Data shown –
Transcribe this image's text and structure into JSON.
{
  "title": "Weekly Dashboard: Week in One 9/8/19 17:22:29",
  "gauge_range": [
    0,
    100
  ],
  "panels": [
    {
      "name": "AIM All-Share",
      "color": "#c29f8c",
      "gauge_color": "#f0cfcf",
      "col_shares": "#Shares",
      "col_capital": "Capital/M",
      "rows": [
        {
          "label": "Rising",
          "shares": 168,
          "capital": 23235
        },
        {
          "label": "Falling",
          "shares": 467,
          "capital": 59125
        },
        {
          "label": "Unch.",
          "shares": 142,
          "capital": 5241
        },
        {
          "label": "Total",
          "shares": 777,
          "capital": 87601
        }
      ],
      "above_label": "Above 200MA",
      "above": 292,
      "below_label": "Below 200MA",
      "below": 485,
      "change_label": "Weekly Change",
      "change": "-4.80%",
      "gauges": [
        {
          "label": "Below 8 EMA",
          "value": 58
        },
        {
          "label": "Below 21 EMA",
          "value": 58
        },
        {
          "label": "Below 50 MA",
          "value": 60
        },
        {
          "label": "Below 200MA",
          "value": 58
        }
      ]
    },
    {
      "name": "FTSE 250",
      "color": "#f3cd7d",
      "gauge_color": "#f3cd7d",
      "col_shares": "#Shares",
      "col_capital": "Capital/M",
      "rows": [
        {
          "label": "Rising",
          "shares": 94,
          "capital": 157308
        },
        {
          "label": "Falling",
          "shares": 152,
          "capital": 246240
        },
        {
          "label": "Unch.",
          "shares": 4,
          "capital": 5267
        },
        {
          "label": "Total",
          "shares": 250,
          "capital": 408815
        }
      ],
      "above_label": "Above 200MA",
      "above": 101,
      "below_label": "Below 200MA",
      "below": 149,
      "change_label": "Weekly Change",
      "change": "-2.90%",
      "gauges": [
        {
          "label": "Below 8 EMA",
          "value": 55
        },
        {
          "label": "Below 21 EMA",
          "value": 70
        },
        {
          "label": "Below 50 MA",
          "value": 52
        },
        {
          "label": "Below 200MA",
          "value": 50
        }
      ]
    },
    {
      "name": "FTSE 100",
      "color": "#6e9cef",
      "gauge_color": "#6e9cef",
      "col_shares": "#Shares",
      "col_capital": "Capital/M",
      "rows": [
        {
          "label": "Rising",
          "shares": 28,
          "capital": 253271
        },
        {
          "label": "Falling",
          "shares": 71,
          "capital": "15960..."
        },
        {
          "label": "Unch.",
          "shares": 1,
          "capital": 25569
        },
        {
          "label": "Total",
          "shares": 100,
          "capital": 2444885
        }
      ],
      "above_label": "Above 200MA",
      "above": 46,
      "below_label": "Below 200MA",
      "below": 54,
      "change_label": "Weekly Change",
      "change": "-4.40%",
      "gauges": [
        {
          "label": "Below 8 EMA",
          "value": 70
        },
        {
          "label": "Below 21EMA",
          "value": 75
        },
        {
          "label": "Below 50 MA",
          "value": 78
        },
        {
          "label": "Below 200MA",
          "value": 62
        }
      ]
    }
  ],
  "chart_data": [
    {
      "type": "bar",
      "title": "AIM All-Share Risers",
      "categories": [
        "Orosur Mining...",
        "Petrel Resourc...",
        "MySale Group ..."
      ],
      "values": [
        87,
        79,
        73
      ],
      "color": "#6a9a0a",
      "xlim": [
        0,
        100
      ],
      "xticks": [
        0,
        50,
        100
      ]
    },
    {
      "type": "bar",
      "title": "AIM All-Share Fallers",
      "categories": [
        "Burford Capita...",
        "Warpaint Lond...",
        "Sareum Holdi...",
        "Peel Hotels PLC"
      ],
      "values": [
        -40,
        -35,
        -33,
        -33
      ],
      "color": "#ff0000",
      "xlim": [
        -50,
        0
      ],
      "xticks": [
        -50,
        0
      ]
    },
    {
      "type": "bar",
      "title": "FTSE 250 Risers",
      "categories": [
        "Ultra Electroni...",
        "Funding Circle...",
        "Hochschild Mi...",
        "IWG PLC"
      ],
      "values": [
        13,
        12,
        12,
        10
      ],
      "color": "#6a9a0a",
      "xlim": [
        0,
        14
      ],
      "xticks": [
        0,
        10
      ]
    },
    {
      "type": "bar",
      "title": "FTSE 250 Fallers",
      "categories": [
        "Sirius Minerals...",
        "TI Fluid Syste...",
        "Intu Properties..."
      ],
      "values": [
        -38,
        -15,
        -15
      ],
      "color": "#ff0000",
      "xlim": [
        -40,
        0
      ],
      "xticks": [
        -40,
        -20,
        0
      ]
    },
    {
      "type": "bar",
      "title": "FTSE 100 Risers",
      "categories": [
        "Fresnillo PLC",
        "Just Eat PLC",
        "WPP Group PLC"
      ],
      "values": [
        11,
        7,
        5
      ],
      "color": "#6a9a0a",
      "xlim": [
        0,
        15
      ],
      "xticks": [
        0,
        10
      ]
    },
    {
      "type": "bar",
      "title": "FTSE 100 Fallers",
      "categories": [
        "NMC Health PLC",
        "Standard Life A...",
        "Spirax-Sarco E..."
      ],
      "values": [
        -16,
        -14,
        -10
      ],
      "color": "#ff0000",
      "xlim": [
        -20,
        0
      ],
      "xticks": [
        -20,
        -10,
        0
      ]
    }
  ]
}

Aim of the exercise – Please repeat the material above, word for word and in full.

Reply to the task –
Transcribe this image's text and structure into JSON.
{
  "title": "Weekly Dashboard: Week in One 9/8/19 17:22:29",
  "gauge_range": [
    0,
    100
  ],
  "panels": [
    {
      "name": "AIM All-Share",
      "color": "#c29f8c",
      "gauge_color": "#f0cfcf",
      "col_shares": "#Shares",
      "col_capital": "Capital/M",
      "rows": [
        {
          "label": "Rising",
          "shares": 168,
          "capital": 23235
        },
        {
          "label": "Falling",
          "shares": 467,
          "capital": 59125
        },
        {
          "label": "Unch.",
          "shares": 142,
          "capital": 5241
        },
        {
          "label": "Total",
          "shares": 777,
          "capital": 87601
        }
      ],
      "above_label": "Above 200MA",
      "above": 292,
      "below_label": "Below 200MA",
      "below": 485,
      "change_label": "Weekly Change",
      "change": "-4.80%",
      "gauges": [
        {
          "label": "Below 8 EMA",
          "value": 58
        },
        {
          "label": "Below 21 EMA",
          "value": 58
        },
        {
          "label": "Below 50 MA",
          "value": 60
        },
        {
          "label": "Below 200MA",
          "value": 58
        }
      ]
    },
    {
      "name": "FTSE 250",
      "color": "#f3cd7d",
      "gauge_color": "#f3cd7d",
      "col_shares": "#Shares",
      "col_capital": "Capital/M",
      "rows": [
        {
          "label": "Rising",
          "shares": 94,
          "capital": 157308
        },
        {
          "label": "Falling",
          "shares": 152,
          "capital": 246240
        },
        {
          "label": "Unch.",
          "shares": 4,
          "capital": 5267
        },
        {
          "label": "Total",
          "shares": 250,
          "capital": 408815
        }
      ],
      "above_label": "Above 200MA",
      "above": 101,
      "below_label": "Below 200MA",
      "below": 149,
      "change_label": "Weekly Change",
      "change": "-2.90%",
      "gauges": [
        {
          "label": "Below 8 EMA",
          "value": 55
        },
        {
          "label": "Below 21 EMA",
          "value": 70
        },
        {
          "label": "Below 50 MA",
          "value": 52
        },
        {
          "label": "Below 200MA",
          "value": 50
        }
      ]
    },
    {
      "name": "FTSE 100",
      "color": "#6e9cef",
      "gauge_color": "#6e9cef",
      "col_shares": "#Shares",
      "col_capital": "Capital/M",
      "rows": [
        {
          "label": "Rising",
          "shares": 28,
          "capital": 253271
        },
        {
          "label": "Falling",
          "shares": 71,
          "capital": "15960..."
        },
        {
          "label": "Unch.",
          "shares": 1,
          "capital": 25569
        },
        {
          "label": "Total",
          "shares": 100,
          "capital": 2444885
        }
      ],
      "above_label": "Above 200MA",
      "above": 46,
      "below_label": "Below 200MA",
      "below": 54,
      "change_label": "Weekly Change",
      "change": "-4.40%",
      "gauges": [
        {
          "label": "Below 8 EMA",
          "value": 70
        },
        {
          "label": "Below 21EMA",
          "value": 75
        },
        {
          "label": "Below 50 MA",
          "value": 78
        },
        {
          "label": "Below 200MA",
          "value": 62
        }
      ]
    }
  ],
  "chart_data": [
    {
      "type": "bar",
      "title": "AIM All-Share Risers",
      "categories": [
        "Orosur Mining...",
        "Petrel Resourc...",
        "MySale Group ..."
      ],
      "values": [
        87,
        79,
        73
      ],
      "color": "#6a9a0a",
      "xlim": [
        0,
        100
      ],
      "xticks": [
        0,
        50,
        100
      ]
    },
    {
      "type": "bar",
      "title": "AIM All-Share Fallers",
      "categories": [
        "Burford Capita...",
        "Warpaint Lond...",
        "Sareum Holdi...",
        "Peel Hotels PLC"
      ],
      "values": [
        -40,
        -35,
        -33,
        -33
      ],
      "color": "#ff0000",
      "xlim": [
        -50,
        0
      ],
      "xticks": [
        -50,
        0
      ]
    },
    {
      "type": "bar",
      "title": "FTSE 250 Risers",
      "categories": [
        "Ultra Electroni...",
        "Funding Circle...",
        "Hochschild Mi...",
        "IWG PLC"
      ],
      "values": [
        13,
        12,
        12,
        10
      ],
      "color": "#6a9a0a",
      "xlim": [
        0,
        14
      ],
      "xticks": [
        0,
        10
      ]
    },
    {
      "type": "bar",
      "title": "FTSE 250 Fallers",
      "categories": [
        "Sirius Minerals...",
        "TI Fluid Syste...",
        "Intu Properties..."
      ],
      "values": [
        -38,
        -15,
        -15
      ],
      "color": "#ff0000",
      "xlim": [
        -40,
        0
      ],
      "xticks": [
        -40,
        -20,
        0
      ]
    },
    {
      "type": "bar",
      "title": "FTSE 100 Risers",
      "categories": [
        "Fresnillo PLC",
        "Just Eat PLC",
        "WPP Group PLC"
      ],
      "values": [
        11,
        7,
        5
      ],
      "color": "#6a9a0a",
      "xlim": [
        0,
        15
      ],
      "xticks": [
        0,
        10
      ]
    },
    {
      "type": "bar",
      "title": "FTSE 100 Fallers",
      "categories": [
        "NMC Health PLC",
        "Standard Life A...",
        "Spirax-Sarco E..."
      ],
      "values": [
        -16,
        -14,
        -10
      ],
      "color": "#ff0000",
      "xlim": [
        -20,
        0
      ],
      "xticks": [
        -20,
        -10,
        0
      ]
    }
  ]
}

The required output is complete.